◆ **Given exercise**: Find each line containing the word "color" and report how many there are. Add nothing else.

== Dataset extract ==

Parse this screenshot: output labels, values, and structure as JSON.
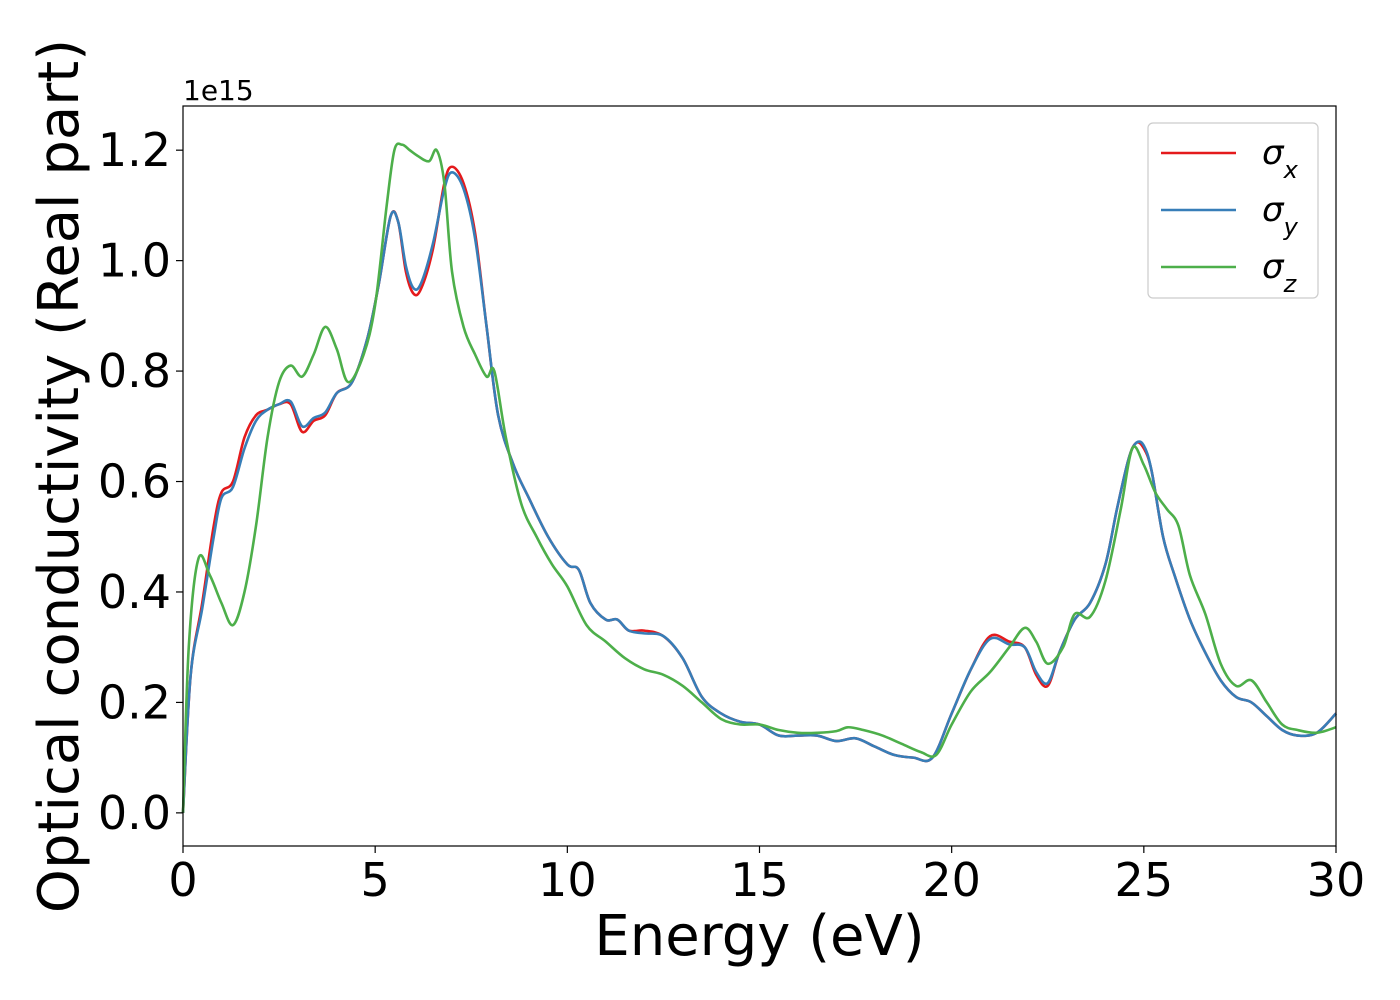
{
  "chart_data": {
    "type": "line",
    "title": "",
    "xlabel": "Energy (eV)",
    "ylabel": "Optical conductivity (Real part)",
    "y_offset_text": "1e15",
    "xlim": [
      0,
      30
    ],
    "ylim": [
      -0.06,
      1.28
    ],
    "x_ticks": [
      0,
      5,
      10,
      15,
      20,
      25,
      30
    ],
    "x_tick_labels": [
      "0",
      "5",
      "10",
      "15",
      "20",
      "25",
      "30"
    ],
    "y_ticks": [
      0.0,
      0.2,
      0.4,
      0.6,
      0.8,
      1.0,
      1.2
    ],
    "y_tick_labels": [
      "0.0",
      "0.2",
      "0.4",
      "0.6",
      "0.8",
      "1.0",
      "1.2"
    ],
    "grid": false,
    "legend_position": "top-right",
    "series": [
      {
        "name": "σ",
        "subscript": "x",
        "color": "#e41a1c",
        "x": [
          0,
          0.2,
          0.5,
          0.8,
          1.0,
          1.3,
          1.6,
          1.9,
          2.2,
          2.5,
          2.8,
          3.1,
          3.4,
          3.7,
          4.0,
          4.4,
          4.8,
          5.1,
          5.4,
          5.6,
          5.8,
          6.0,
          6.2,
          6.5,
          6.8,
          7.0,
          7.3,
          7.6,
          7.9,
          8.2,
          8.6,
          9.0,
          9.5,
          10.0,
          10.3,
          10.6,
          11.0,
          11.3,
          11.6,
          12.0,
          12.5,
          13.0,
          13.5,
          14.0,
          14.5,
          15.0,
          15.5,
          16.0,
          16.5,
          17.0,
          17.5,
          18.0,
          18.5,
          19.0,
          19.5,
          20.0,
          20.5,
          21.0,
          21.5,
          21.9,
          22.2,
          22.5,
          22.8,
          23.2,
          23.6,
          24.0,
          24.3,
          24.6,
          24.8,
          25.0,
          25.2,
          25.5,
          25.8,
          26.2,
          26.6,
          27.0,
          27.4,
          27.8,
          28.2,
          28.6,
          29.0,
          29.5,
          30.0
        ],
        "y": [
          0.0,
          0.25,
          0.38,
          0.52,
          0.58,
          0.6,
          0.68,
          0.72,
          0.73,
          0.74,
          0.74,
          0.69,
          0.71,
          0.72,
          0.76,
          0.78,
          0.86,
          0.96,
          1.08,
          1.07,
          0.98,
          0.94,
          0.95,
          1.02,
          1.14,
          1.17,
          1.14,
          1.05,
          0.88,
          0.72,
          0.63,
          0.57,
          0.5,
          0.45,
          0.44,
          0.38,
          0.35,
          0.35,
          0.33,
          0.33,
          0.32,
          0.28,
          0.21,
          0.18,
          0.165,
          0.16,
          0.14,
          0.14,
          0.14,
          0.13,
          0.135,
          0.12,
          0.105,
          0.1,
          0.1,
          0.18,
          0.26,
          0.32,
          0.31,
          0.3,
          0.25,
          0.23,
          0.29,
          0.35,
          0.38,
          0.45,
          0.55,
          0.64,
          0.67,
          0.66,
          0.62,
          0.5,
          0.43,
          0.35,
          0.29,
          0.24,
          0.21,
          0.2,
          0.175,
          0.15,
          0.14,
          0.145,
          0.18
        ]
      },
      {
        "name": "σ",
        "subscript": "y",
        "color": "#377eb8",
        "x": [
          0,
          0.2,
          0.5,
          0.8,
          1.0,
          1.3,
          1.6,
          1.9,
          2.2,
          2.5,
          2.8,
          3.1,
          3.4,
          3.7,
          4.0,
          4.4,
          4.8,
          5.1,
          5.4,
          5.6,
          5.8,
          6.0,
          6.2,
          6.5,
          6.8,
          7.0,
          7.3,
          7.6,
          7.9,
          8.2,
          8.6,
          9.0,
          9.5,
          10.0,
          10.3,
          10.6,
          11.0,
          11.3,
          11.6,
          12.0,
          12.5,
          13.0,
          13.5,
          14.0,
          14.5,
          15.0,
          15.5,
          16.0,
          16.5,
          17.0,
          17.5,
          18.0,
          18.5,
          19.0,
          19.5,
          20.0,
          20.5,
          21.0,
          21.5,
          21.9,
          22.2,
          22.5,
          22.8,
          23.2,
          23.6,
          24.0,
          24.3,
          24.6,
          24.8,
          25.0,
          25.2,
          25.5,
          25.8,
          26.2,
          26.6,
          27.0,
          27.4,
          27.8,
          28.2,
          28.6,
          29.0,
          29.5,
          30.0
        ],
        "y": [
          0.0,
          0.25,
          0.37,
          0.5,
          0.57,
          0.59,
          0.66,
          0.71,
          0.73,
          0.74,
          0.745,
          0.7,
          0.715,
          0.725,
          0.76,
          0.78,
          0.86,
          0.96,
          1.08,
          1.07,
          0.99,
          0.95,
          0.96,
          1.03,
          1.13,
          1.16,
          1.13,
          1.04,
          0.88,
          0.72,
          0.63,
          0.57,
          0.5,
          0.45,
          0.44,
          0.38,
          0.35,
          0.35,
          0.33,
          0.325,
          0.32,
          0.28,
          0.21,
          0.18,
          0.165,
          0.16,
          0.14,
          0.14,
          0.14,
          0.13,
          0.135,
          0.12,
          0.105,
          0.1,
          0.1,
          0.18,
          0.26,
          0.315,
          0.305,
          0.3,
          0.255,
          0.235,
          0.29,
          0.35,
          0.38,
          0.45,
          0.55,
          0.64,
          0.67,
          0.665,
          0.62,
          0.5,
          0.43,
          0.35,
          0.29,
          0.24,
          0.21,
          0.2,
          0.175,
          0.15,
          0.14,
          0.145,
          0.18
        ]
      },
      {
        "name": "σ",
        "subscript": "z",
        "color": "#4daf4a",
        "x": [
          0,
          0.15,
          0.4,
          0.7,
          1.0,
          1.3,
          1.6,
          1.9,
          2.2,
          2.5,
          2.8,
          3.1,
          3.4,
          3.7,
          4.0,
          4.3,
          4.7,
          5.0,
          5.3,
          5.5,
          5.7,
          5.9,
          6.1,
          6.4,
          6.6,
          6.8,
          7.0,
          7.3,
          7.6,
          7.9,
          8.1,
          8.4,
          8.8,
          9.2,
          9.6,
          10.0,
          10.5,
          11.0,
          11.5,
          12.0,
          12.5,
          13.0,
          13.5,
          14.0,
          14.5,
          15.0,
          15.5,
          16.0,
          16.5,
          17.0,
          17.3,
          17.7,
          18.2,
          18.7,
          19.2,
          19.6,
          20.0,
          20.5,
          21.0,
          21.5,
          21.9,
          22.2,
          22.5,
          22.9,
          23.2,
          23.6,
          24.0,
          24.4,
          24.7,
          25.0,
          25.3,
          25.6,
          25.9,
          26.2,
          26.6,
          27.0,
          27.4,
          27.8,
          28.2,
          28.6,
          29.0,
          29.5,
          30.0
        ],
        "y": [
          0.0,
          0.3,
          0.46,
          0.43,
          0.38,
          0.34,
          0.4,
          0.52,
          0.68,
          0.78,
          0.81,
          0.79,
          0.83,
          0.88,
          0.84,
          0.78,
          0.83,
          0.92,
          1.1,
          1.2,
          1.21,
          1.2,
          1.19,
          1.18,
          1.2,
          1.14,
          0.98,
          0.88,
          0.83,
          0.79,
          0.8,
          0.68,
          0.56,
          0.5,
          0.45,
          0.41,
          0.34,
          0.31,
          0.28,
          0.26,
          0.25,
          0.23,
          0.2,
          0.17,
          0.16,
          0.16,
          0.15,
          0.145,
          0.145,
          0.148,
          0.155,
          0.15,
          0.14,
          0.125,
          0.11,
          0.105,
          0.16,
          0.22,
          0.255,
          0.3,
          0.335,
          0.31,
          0.27,
          0.3,
          0.36,
          0.355,
          0.42,
          0.55,
          0.66,
          0.63,
          0.58,
          0.55,
          0.52,
          0.43,
          0.36,
          0.27,
          0.23,
          0.24,
          0.2,
          0.16,
          0.15,
          0.145,
          0.155
        ]
      }
    ]
  }
}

===

◆ **Output for this exercise**: 3